* **GIVEN REQUEST**:
Skip the images and return the records below exactly.

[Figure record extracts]
____

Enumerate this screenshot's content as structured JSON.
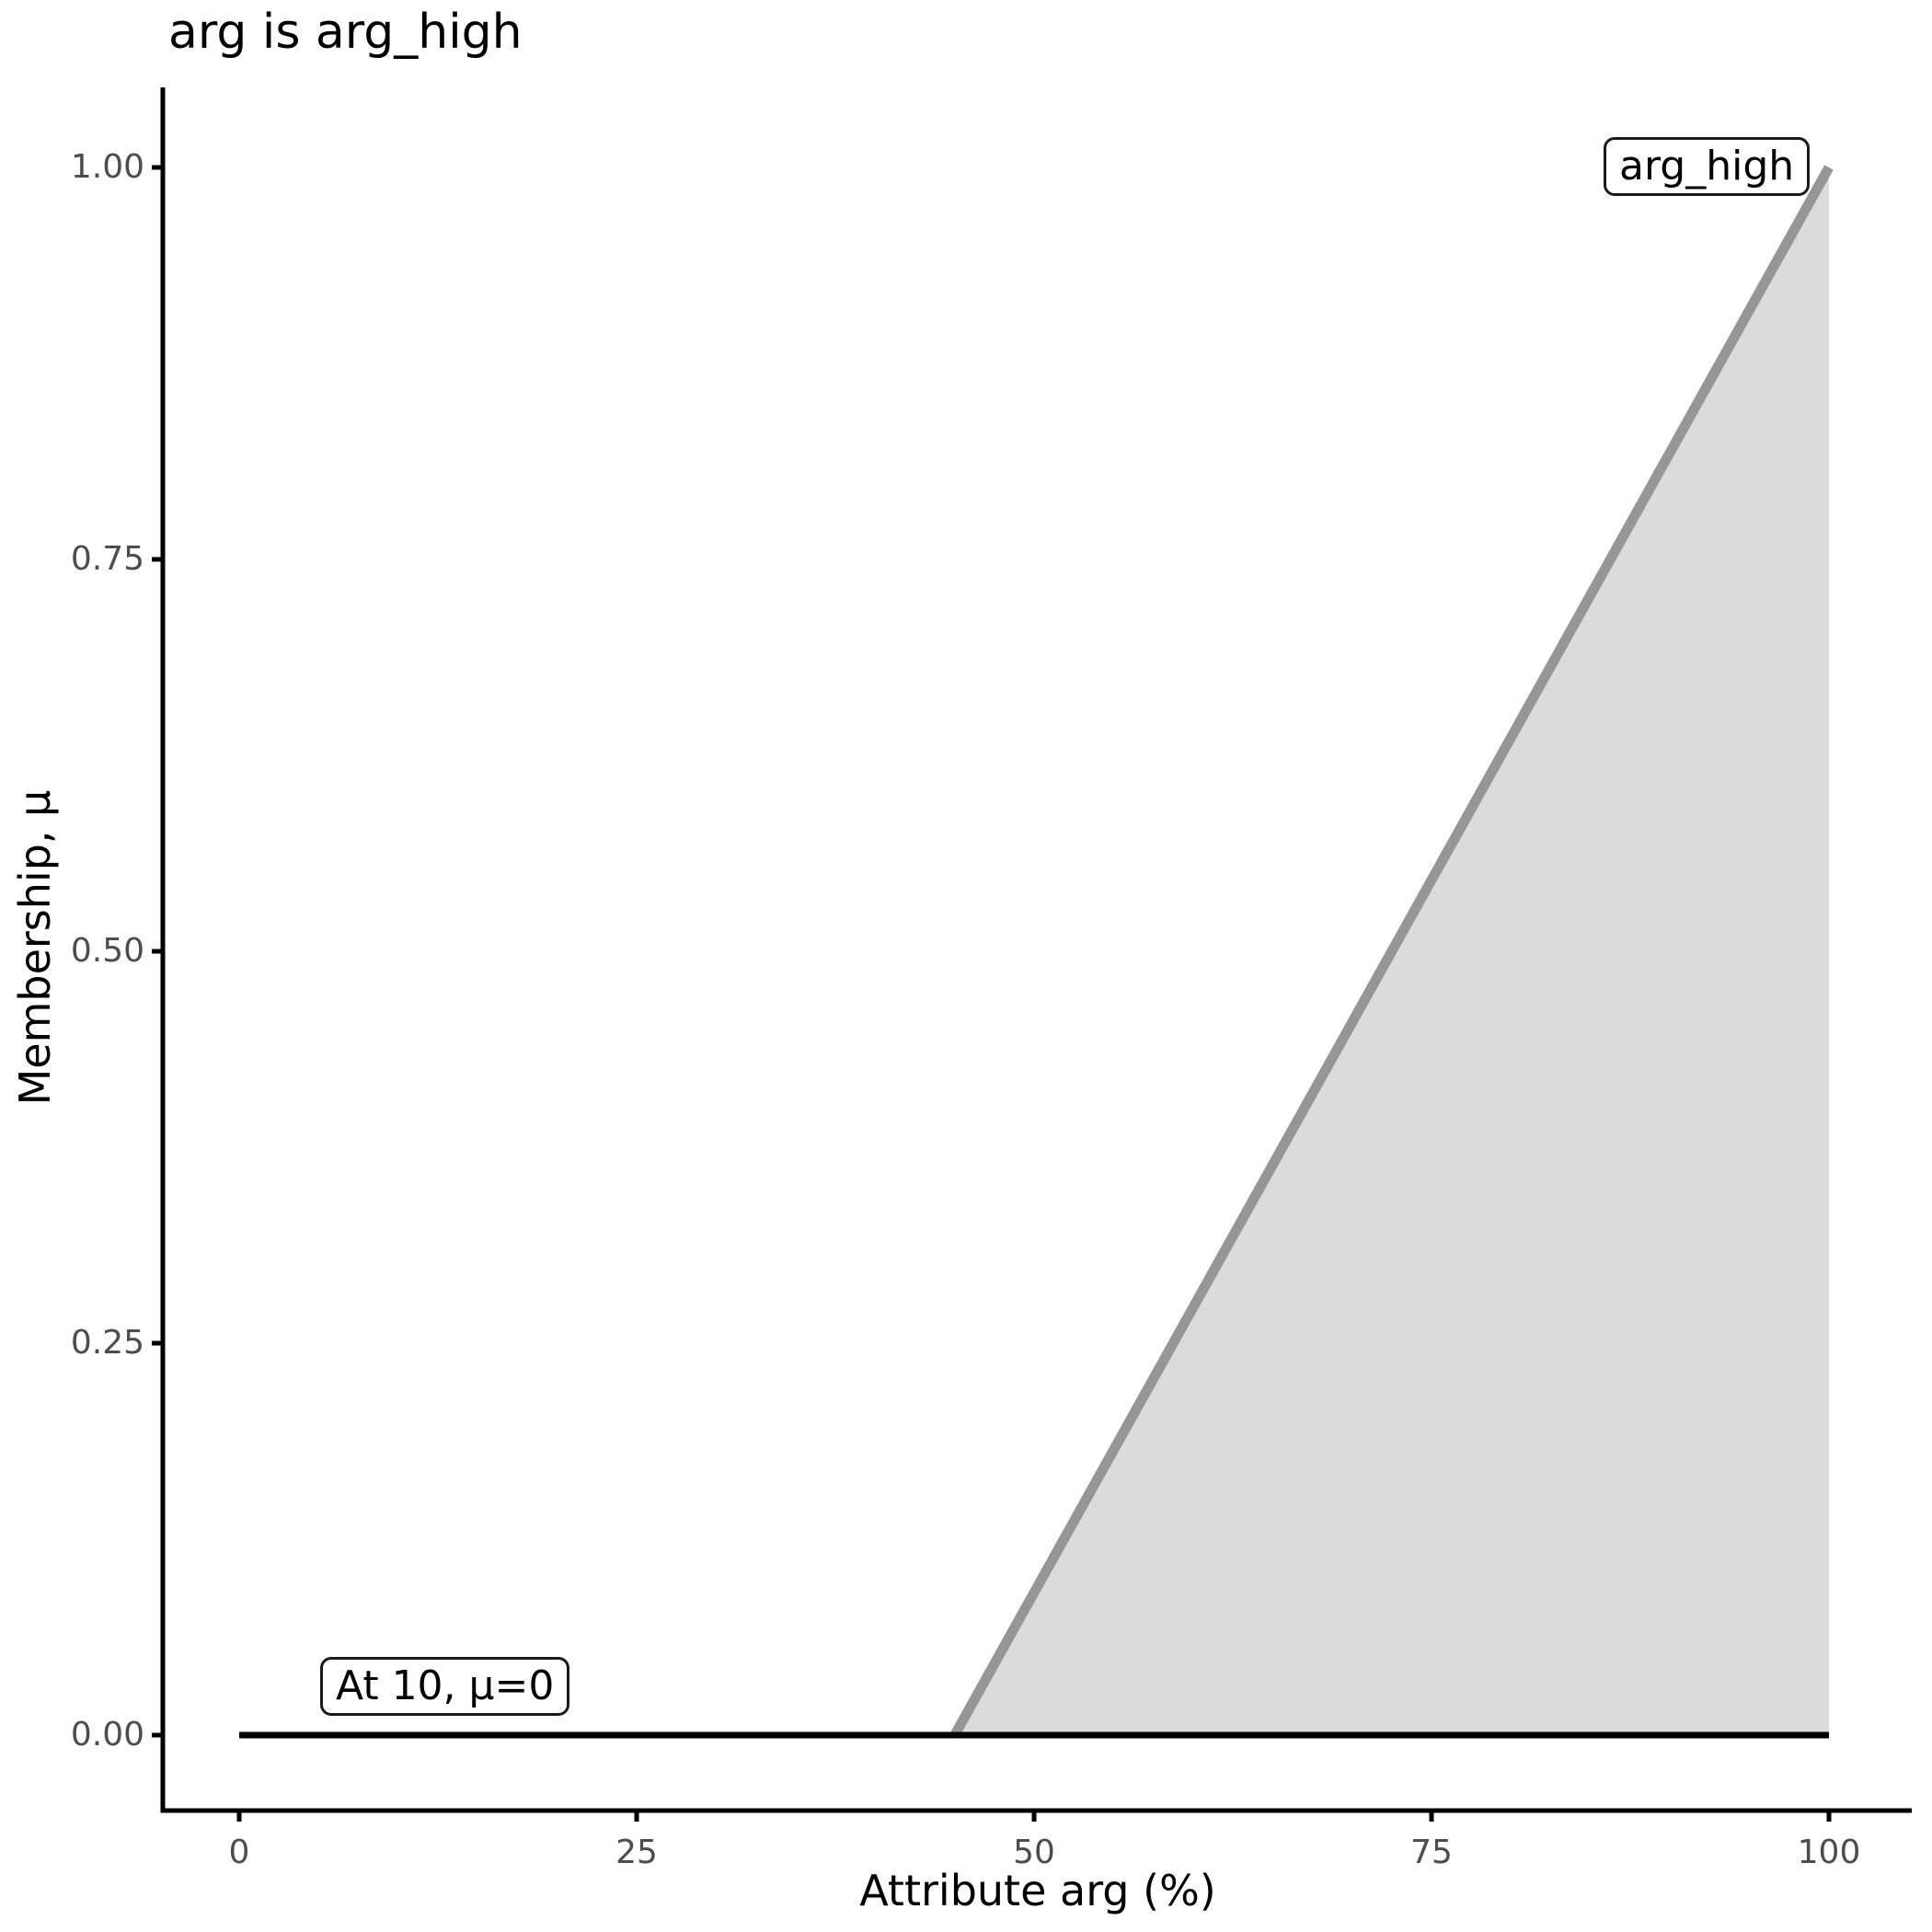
{
  "chart_data": {
    "type": "area",
    "title": "arg is arg_high",
    "xlabel": "Attribute arg (%)",
    "ylabel": "Membership, μ",
    "xlim": [
      0,
      100
    ],
    "ylim": [
      0,
      1
    ],
    "grid": false,
    "legend_position": "none",
    "x_ticks": {
      "values": [
        0,
        25,
        50,
        75,
        100
      ],
      "labels": [
        "0",
        "25",
        "50",
        "75",
        "100"
      ]
    },
    "y_ticks": {
      "values": [
        0,
        0.25,
        0.5,
        0.75,
        1.0
      ],
      "labels": [
        "0.00",
        "0.25",
        "0.50",
        "0.75",
        "1.00"
      ]
    },
    "series": [
      {
        "name": "arg_high",
        "type": "line_with_area_fill",
        "points": [
          [
            45,
            0
          ],
          [
            100,
            1
          ]
        ],
        "fill_baseline": 0,
        "line_color": "#969696",
        "fill_color": "#DBDBDB",
        "line_width": 11
      },
      {
        "name": "membership-at-input",
        "type": "line",
        "points": [
          [
            0,
            0
          ],
          [
            100,
            0
          ]
        ],
        "line_color": "#000000",
        "line_width": 7
      }
    ],
    "annotations": [
      {
        "id": "set-label",
        "text": "arg_high",
        "x": 88,
        "y": 1.0
      },
      {
        "id": "evaluation-label",
        "text": "At 10, μ=0",
        "x": 13,
        "y": 0.05
      }
    ]
  },
  "colors": {
    "background": "#FFFFFF",
    "axis": "#000000",
    "tick_label": "#4D4D4D",
    "title": "#000000",
    "axis_title": "#000000",
    "annotation_border": "#1A1A1A",
    "annotation_text": "#000000",
    "annotation_background": "#FFFFFF"
  }
}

____

* **RESULT OF THIS EXERCISE**:
Enumerate this screenshot's content as structured JSON.
{
  "chart_data": {
    "type": "area",
    "title": "arg is arg_high",
    "xlabel": "Attribute arg (%)",
    "ylabel": "Membership, μ",
    "xlim": [
      0,
      100
    ],
    "ylim": [
      0,
      1
    ],
    "grid": false,
    "legend_position": "none",
    "x_ticks": {
      "values": [
        0,
        25,
        50,
        75,
        100
      ],
      "labels": [
        "0",
        "25",
        "50",
        "75",
        "100"
      ]
    },
    "y_ticks": {
      "values": [
        0,
        0.25,
        0.5,
        0.75,
        1.0
      ],
      "labels": [
        "0.00",
        "0.25",
        "0.50",
        "0.75",
        "1.00"
      ]
    },
    "series": [
      {
        "name": "arg_high",
        "type": "line_with_area_fill",
        "points": [
          [
            45,
            0
          ],
          [
            100,
            1
          ]
        ],
        "fill_baseline": 0,
        "line_color": "#969696",
        "fill_color": "#DBDBDB",
        "line_width": 11
      },
      {
        "name": "membership-at-input",
        "type": "line",
        "points": [
          [
            0,
            0
          ],
          [
            100,
            0
          ]
        ],
        "line_color": "#000000",
        "line_width": 7
      }
    ],
    "annotations": [
      {
        "id": "set-label",
        "text": "arg_high",
        "x": 88,
        "y": 1.0
      },
      {
        "id": "evaluation-label",
        "text": "At 10, μ=0",
        "x": 13,
        "y": 0.05
      }
    ]
  },
  "colors": {
    "background": "#FFFFFF",
    "axis": "#000000",
    "tick_label": "#4D4D4D",
    "title": "#000000",
    "axis_title": "#000000",
    "annotation_border": "#1A1A1A",
    "annotation_text": "#000000",
    "annotation_background": "#FFFFFF"
  }
}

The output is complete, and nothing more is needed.